(Collected data)

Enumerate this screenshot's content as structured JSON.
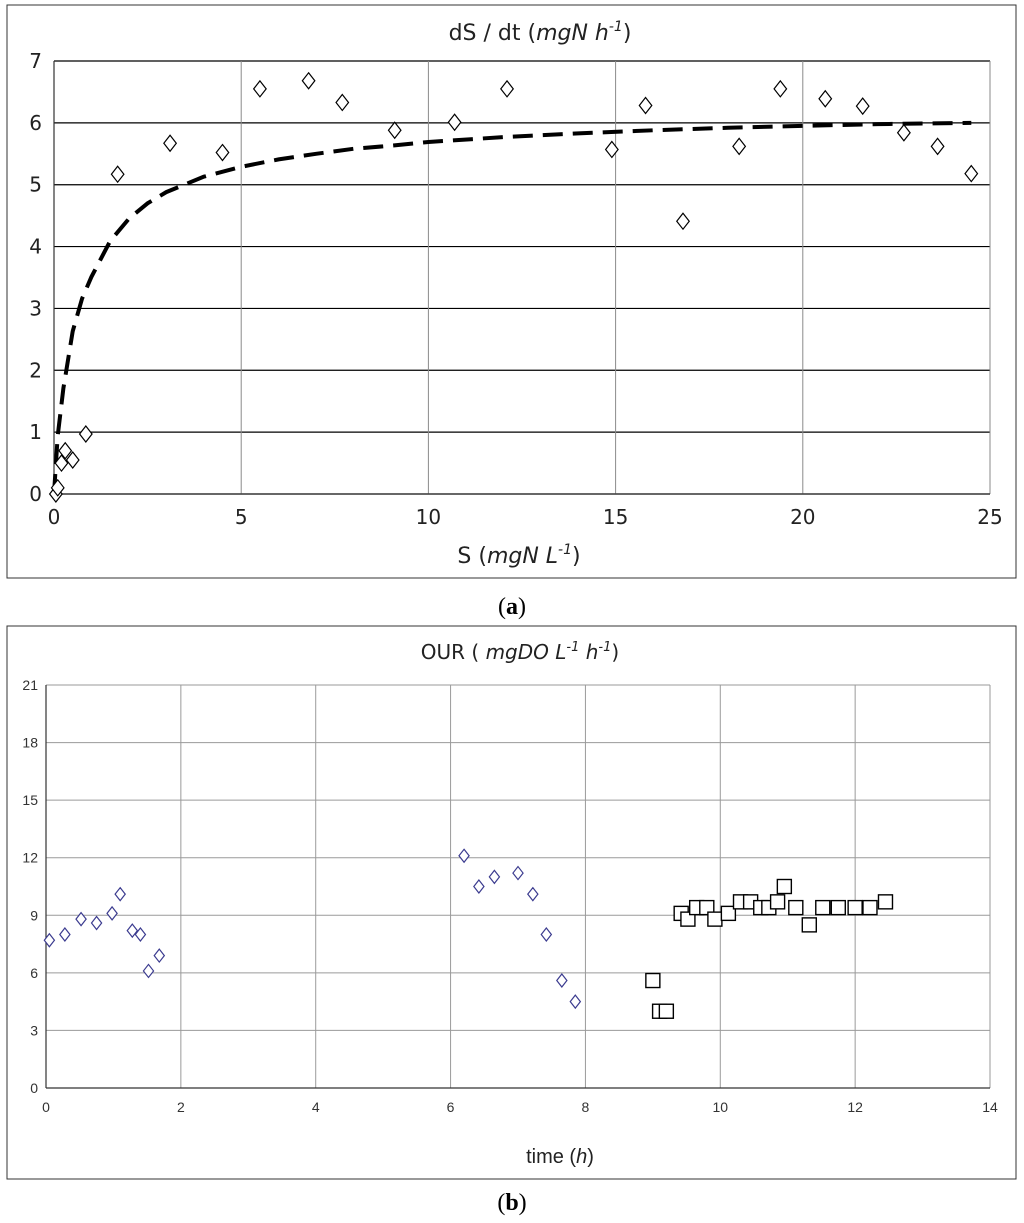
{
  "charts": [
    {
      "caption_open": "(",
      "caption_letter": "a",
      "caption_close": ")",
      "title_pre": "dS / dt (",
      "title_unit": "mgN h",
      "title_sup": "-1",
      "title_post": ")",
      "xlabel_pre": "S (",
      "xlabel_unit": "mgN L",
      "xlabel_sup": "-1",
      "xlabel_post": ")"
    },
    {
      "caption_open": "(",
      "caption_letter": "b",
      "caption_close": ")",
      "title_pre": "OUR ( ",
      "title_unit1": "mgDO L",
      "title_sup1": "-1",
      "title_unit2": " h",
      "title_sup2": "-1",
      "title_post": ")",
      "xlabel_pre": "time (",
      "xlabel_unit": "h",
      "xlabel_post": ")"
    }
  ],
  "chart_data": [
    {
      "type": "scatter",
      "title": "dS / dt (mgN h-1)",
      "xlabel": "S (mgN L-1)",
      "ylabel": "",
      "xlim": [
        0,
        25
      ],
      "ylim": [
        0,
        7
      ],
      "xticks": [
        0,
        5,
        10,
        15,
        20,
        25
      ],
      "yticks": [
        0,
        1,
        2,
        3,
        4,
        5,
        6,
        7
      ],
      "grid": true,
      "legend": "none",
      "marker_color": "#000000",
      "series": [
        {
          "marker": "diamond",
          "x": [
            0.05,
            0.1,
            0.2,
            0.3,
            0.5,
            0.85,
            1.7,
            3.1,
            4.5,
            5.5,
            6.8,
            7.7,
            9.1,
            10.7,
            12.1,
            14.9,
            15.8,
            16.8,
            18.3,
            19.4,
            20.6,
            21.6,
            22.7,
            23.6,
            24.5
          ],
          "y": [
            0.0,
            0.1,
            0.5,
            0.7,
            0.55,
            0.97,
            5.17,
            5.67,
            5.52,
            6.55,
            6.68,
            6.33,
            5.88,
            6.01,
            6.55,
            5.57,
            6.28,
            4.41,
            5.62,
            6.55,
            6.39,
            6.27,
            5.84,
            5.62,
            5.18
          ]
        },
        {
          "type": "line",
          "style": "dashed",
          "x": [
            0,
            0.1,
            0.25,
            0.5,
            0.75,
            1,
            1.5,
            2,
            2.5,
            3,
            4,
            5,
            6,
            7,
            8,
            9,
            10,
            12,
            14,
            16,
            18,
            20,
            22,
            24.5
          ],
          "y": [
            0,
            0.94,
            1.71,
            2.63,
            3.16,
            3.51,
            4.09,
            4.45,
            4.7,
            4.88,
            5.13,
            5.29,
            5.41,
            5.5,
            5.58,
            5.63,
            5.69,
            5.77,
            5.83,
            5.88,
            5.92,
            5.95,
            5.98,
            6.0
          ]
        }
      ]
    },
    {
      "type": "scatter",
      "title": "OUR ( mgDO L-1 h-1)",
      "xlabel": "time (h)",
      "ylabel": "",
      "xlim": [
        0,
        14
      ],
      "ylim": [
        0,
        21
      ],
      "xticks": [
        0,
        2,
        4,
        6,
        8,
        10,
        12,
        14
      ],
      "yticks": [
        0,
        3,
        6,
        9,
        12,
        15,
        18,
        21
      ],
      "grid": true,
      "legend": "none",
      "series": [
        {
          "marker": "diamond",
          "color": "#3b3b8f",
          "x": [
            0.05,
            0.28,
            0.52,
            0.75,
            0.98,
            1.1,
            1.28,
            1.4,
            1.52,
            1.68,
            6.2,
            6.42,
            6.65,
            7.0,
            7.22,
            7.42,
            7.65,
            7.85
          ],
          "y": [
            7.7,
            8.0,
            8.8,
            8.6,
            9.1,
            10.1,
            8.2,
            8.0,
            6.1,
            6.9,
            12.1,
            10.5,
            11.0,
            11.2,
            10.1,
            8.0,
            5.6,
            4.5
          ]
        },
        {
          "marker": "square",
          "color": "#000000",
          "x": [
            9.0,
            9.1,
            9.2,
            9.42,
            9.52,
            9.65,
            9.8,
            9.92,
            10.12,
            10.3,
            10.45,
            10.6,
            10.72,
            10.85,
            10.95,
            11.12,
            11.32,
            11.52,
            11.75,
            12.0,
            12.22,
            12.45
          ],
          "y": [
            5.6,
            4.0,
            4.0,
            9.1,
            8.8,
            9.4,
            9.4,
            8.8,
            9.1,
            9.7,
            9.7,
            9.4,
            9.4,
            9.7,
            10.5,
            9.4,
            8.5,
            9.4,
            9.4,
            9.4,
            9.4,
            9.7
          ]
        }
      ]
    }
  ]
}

Aim:
Exactly reproduce the entries above, minus the pictures.

Answer below:
Enumerate this screenshot's content as structured JSON.
{
  "charts": [
    {
      "caption_open": "(",
      "caption_letter": "a",
      "caption_close": ")",
      "title_pre": "dS / dt (",
      "title_unit": "mgN h",
      "title_sup": "-1",
      "title_post": ")",
      "xlabel_pre": "S (",
      "xlabel_unit": "mgN L",
      "xlabel_sup": "-1",
      "xlabel_post": ")"
    },
    {
      "caption_open": "(",
      "caption_letter": "b",
      "caption_close": ")",
      "title_pre": "OUR ( ",
      "title_unit1": "mgDO L",
      "title_sup1": "-1",
      "title_unit2": " h",
      "title_sup2": "-1",
      "title_post": ")",
      "xlabel_pre": "time (",
      "xlabel_unit": "h",
      "xlabel_post": ")"
    }
  ],
  "chart_data": [
    {
      "type": "scatter",
      "title": "dS / dt (mgN h-1)",
      "xlabel": "S (mgN L-1)",
      "ylabel": "",
      "xlim": [
        0,
        25
      ],
      "ylim": [
        0,
        7
      ],
      "xticks": [
        0,
        5,
        10,
        15,
        20,
        25
      ],
      "yticks": [
        0,
        1,
        2,
        3,
        4,
        5,
        6,
        7
      ],
      "grid": true,
      "legend": "none",
      "marker_color": "#000000",
      "series": [
        {
          "marker": "diamond",
          "x": [
            0.05,
            0.1,
            0.2,
            0.3,
            0.5,
            0.85,
            1.7,
            3.1,
            4.5,
            5.5,
            6.8,
            7.7,
            9.1,
            10.7,
            12.1,
            14.9,
            15.8,
            16.8,
            18.3,
            19.4,
            20.6,
            21.6,
            22.7,
            23.6,
            24.5
          ],
          "y": [
            0.0,
            0.1,
            0.5,
            0.7,
            0.55,
            0.97,
            5.17,
            5.67,
            5.52,
            6.55,
            6.68,
            6.33,
            5.88,
            6.01,
            6.55,
            5.57,
            6.28,
            4.41,
            5.62,
            6.55,
            6.39,
            6.27,
            5.84,
            5.62,
            5.18
          ]
        },
        {
          "type": "line",
          "style": "dashed",
          "x": [
            0,
            0.1,
            0.25,
            0.5,
            0.75,
            1,
            1.5,
            2,
            2.5,
            3,
            4,
            5,
            6,
            7,
            8,
            9,
            10,
            12,
            14,
            16,
            18,
            20,
            22,
            24.5
          ],
          "y": [
            0,
            0.94,
            1.71,
            2.63,
            3.16,
            3.51,
            4.09,
            4.45,
            4.7,
            4.88,
            5.13,
            5.29,
            5.41,
            5.5,
            5.58,
            5.63,
            5.69,
            5.77,
            5.83,
            5.88,
            5.92,
            5.95,
            5.98,
            6.0
          ]
        }
      ]
    },
    {
      "type": "scatter",
      "title": "OUR ( mgDO L-1 h-1)",
      "xlabel": "time (h)",
      "ylabel": "",
      "xlim": [
        0,
        14
      ],
      "ylim": [
        0,
        21
      ],
      "xticks": [
        0,
        2,
        4,
        6,
        8,
        10,
        12,
        14
      ],
      "yticks": [
        0,
        3,
        6,
        9,
        12,
        15,
        18,
        21
      ],
      "grid": true,
      "legend": "none",
      "series": [
        {
          "marker": "diamond",
          "color": "#3b3b8f",
          "x": [
            0.05,
            0.28,
            0.52,
            0.75,
            0.98,
            1.1,
            1.28,
            1.4,
            1.52,
            1.68,
            6.2,
            6.42,
            6.65,
            7.0,
            7.22,
            7.42,
            7.65,
            7.85
          ],
          "y": [
            7.7,
            8.0,
            8.8,
            8.6,
            9.1,
            10.1,
            8.2,
            8.0,
            6.1,
            6.9,
            12.1,
            10.5,
            11.0,
            11.2,
            10.1,
            8.0,
            5.6,
            4.5
          ]
        },
        {
          "marker": "square",
          "color": "#000000",
          "x": [
            9.0,
            9.1,
            9.2,
            9.42,
            9.52,
            9.65,
            9.8,
            9.92,
            10.12,
            10.3,
            10.45,
            10.6,
            10.72,
            10.85,
            10.95,
            11.12,
            11.32,
            11.52,
            11.75,
            12.0,
            12.22,
            12.45
          ],
          "y": [
            5.6,
            4.0,
            4.0,
            9.1,
            8.8,
            9.4,
            9.4,
            8.8,
            9.1,
            9.7,
            9.7,
            9.4,
            9.4,
            9.7,
            10.5,
            9.4,
            8.5,
            9.4,
            9.4,
            9.4,
            9.4,
            9.7
          ]
        }
      ]
    }
  ]
}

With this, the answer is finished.